Task -> Write out the whole article listing on club convergence of sustainable development below word for word, with nothing changed.

**** Text shown ****

Club convergence of sustainable development: fresh evidence from developing and developed countries
Konstantinos Eleftheriou,
Peter Nijkamp and
Michael Polemis ()
Economic Change and Restructuring, 2024, vol. 57, issue 2, No 15, 18 pages
Abstract:
Abstract Sustainability is a process that characterizes in a broad sense a nation’s ecological performance and may display a time-varying pattern. Such dynamic trajectories may vary among different countries and prompt not only intriguing questions on space–time convergence but also on the possibility of club convergence. The scope of this study is to investigate the long-run convergence pattern of 137 countries, as presented by their sustainable development index (SDI) over the period 1990–2019. The statistical–econometric analysis used to identify convergence across (groups of) countries is based on the advanced Phillips and Sul (JAE 24:1153–1185, 2009; ECTA 75:1771–1855, 2007) method. The empirical findings from our study allow us to identify two SDI convergence clubs of countries. The first and the biggest club includes mainly the developing African and Asian countries; whereas, the second club includes many OECD countries including inter alia the US, Canada, and Australia. Our analysis brings to light that the transition paths of these two clubs show a significant divergence pattern; this a-symmetry calls also into question the effectiveness of global green policies, such as the clean development mechanism as foreseen in the Kyoto protocol.

**** Extracted records ****

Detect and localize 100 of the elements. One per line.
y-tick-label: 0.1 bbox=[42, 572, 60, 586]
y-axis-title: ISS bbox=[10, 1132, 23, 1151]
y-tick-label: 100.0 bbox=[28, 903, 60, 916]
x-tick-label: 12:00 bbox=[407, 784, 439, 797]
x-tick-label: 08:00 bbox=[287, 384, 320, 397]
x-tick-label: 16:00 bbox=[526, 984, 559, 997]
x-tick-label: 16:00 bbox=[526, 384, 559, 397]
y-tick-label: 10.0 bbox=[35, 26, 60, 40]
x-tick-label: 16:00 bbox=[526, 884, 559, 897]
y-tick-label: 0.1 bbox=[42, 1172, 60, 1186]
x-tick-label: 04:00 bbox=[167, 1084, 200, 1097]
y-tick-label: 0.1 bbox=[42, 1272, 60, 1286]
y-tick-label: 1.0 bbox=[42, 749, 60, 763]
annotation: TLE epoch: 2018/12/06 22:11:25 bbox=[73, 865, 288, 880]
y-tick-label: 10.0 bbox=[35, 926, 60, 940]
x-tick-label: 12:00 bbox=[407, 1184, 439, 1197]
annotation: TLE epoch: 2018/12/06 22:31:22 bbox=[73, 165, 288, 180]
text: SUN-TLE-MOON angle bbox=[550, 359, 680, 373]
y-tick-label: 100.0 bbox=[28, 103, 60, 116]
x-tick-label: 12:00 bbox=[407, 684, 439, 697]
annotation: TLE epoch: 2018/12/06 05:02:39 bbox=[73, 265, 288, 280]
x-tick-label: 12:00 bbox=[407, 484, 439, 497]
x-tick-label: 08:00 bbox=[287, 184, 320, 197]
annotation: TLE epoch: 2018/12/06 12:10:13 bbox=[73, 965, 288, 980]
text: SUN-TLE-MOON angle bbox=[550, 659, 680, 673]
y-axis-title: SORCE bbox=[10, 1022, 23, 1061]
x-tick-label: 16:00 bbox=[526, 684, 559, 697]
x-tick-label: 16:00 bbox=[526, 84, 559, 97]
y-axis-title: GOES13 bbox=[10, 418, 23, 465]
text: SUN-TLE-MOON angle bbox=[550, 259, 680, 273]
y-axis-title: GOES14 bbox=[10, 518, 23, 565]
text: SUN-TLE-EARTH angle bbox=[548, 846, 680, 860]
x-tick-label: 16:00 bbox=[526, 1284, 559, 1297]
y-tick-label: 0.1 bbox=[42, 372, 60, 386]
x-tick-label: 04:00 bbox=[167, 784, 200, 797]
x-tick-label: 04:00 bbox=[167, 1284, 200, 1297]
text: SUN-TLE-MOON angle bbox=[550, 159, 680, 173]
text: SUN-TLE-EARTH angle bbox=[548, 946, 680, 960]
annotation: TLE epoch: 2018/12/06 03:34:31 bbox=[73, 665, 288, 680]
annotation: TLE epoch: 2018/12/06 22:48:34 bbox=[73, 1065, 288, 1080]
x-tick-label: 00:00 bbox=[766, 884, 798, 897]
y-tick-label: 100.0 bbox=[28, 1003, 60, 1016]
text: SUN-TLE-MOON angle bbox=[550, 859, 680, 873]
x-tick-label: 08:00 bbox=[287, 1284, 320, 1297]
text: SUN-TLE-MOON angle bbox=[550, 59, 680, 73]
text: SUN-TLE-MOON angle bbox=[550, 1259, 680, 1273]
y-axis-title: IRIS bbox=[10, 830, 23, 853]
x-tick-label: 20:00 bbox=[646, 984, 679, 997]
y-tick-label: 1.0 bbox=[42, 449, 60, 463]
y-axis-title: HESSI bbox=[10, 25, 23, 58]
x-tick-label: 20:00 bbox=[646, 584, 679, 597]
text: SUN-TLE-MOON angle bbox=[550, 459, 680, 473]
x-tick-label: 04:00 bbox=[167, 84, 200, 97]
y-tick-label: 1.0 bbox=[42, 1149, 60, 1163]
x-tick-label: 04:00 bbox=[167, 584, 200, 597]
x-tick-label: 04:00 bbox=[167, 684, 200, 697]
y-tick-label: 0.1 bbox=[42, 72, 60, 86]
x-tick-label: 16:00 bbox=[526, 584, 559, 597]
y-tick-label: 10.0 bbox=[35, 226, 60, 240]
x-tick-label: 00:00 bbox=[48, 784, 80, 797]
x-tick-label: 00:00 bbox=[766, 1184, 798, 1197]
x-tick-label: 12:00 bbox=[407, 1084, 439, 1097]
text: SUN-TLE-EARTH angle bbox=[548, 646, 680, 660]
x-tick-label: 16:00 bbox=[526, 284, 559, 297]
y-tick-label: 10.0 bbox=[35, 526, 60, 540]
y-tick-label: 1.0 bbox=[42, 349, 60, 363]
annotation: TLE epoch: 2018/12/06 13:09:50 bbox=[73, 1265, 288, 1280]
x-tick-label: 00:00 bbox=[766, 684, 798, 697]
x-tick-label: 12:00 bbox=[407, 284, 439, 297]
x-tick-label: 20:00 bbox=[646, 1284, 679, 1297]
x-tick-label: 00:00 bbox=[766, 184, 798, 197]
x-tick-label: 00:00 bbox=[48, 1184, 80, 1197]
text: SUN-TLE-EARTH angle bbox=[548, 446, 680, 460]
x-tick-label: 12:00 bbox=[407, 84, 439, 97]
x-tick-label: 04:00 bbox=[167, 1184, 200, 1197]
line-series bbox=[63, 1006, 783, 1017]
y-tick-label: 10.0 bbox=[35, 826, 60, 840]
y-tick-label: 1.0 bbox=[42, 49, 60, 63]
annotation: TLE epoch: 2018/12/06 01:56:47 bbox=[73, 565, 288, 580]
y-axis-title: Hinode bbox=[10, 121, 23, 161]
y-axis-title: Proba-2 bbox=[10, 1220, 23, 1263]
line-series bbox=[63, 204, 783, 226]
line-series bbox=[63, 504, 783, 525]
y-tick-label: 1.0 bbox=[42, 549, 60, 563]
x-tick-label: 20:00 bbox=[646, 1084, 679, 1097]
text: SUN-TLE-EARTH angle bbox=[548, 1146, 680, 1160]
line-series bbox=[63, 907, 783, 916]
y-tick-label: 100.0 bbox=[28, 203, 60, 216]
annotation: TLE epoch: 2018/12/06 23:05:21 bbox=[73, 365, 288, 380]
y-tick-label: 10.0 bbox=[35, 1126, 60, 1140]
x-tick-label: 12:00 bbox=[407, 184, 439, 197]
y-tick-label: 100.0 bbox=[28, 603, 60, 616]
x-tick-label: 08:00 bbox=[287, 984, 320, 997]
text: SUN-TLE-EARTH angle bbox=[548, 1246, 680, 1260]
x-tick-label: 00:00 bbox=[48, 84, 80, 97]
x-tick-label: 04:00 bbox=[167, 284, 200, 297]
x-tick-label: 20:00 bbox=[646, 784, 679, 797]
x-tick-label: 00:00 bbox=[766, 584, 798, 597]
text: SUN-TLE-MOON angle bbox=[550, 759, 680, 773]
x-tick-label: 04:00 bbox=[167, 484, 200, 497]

****

Solution to the exercise ->
Club convergence of sustainable development: fresh evidence from developing and developed countries
Konstantinos Eleftheriou,
Peter Nijkamp and
Michael Polemis ()
Economic Change and Restructuring, 2024, vol. 57, issue 2, No 15, 18 pages
Abstract:
Abstract Sustainability is a process that characterizes in a broad sense a nation’s ecological performance and may display a time-varying pattern. Such dynamic trajectories may vary among different countries and prompt not only intriguing questions on space–time convergence but also on the possibility of club convergence. The scope of this study is to investigate the long-run convergence pattern of 137 countries, as presented by their sustainable development index (SDI) over the period 1990–2019. The statistical–econometric analysis used to identify convergence across (groups of) countries is based on the advanced Phillips and Sul (JAE 24:1153–1185, 2009; ECTA 75:1771–1855, 2007) method. The empirical findings from our study allow us to identify two SDI convergence clubs of countries. The first and the biggest club includes mainly the developing African and Asian countries; whereas, the second club includes many OECD countries including inter alia the US, Canada, and Australia. Our analysis brings to light that the transition paths of these two clubs show a significant divergence pattern; this a-symmetry calls also into question the effectiveness of global green policies, such as the clean development mechanism as foreseen in the Kyoto protocol.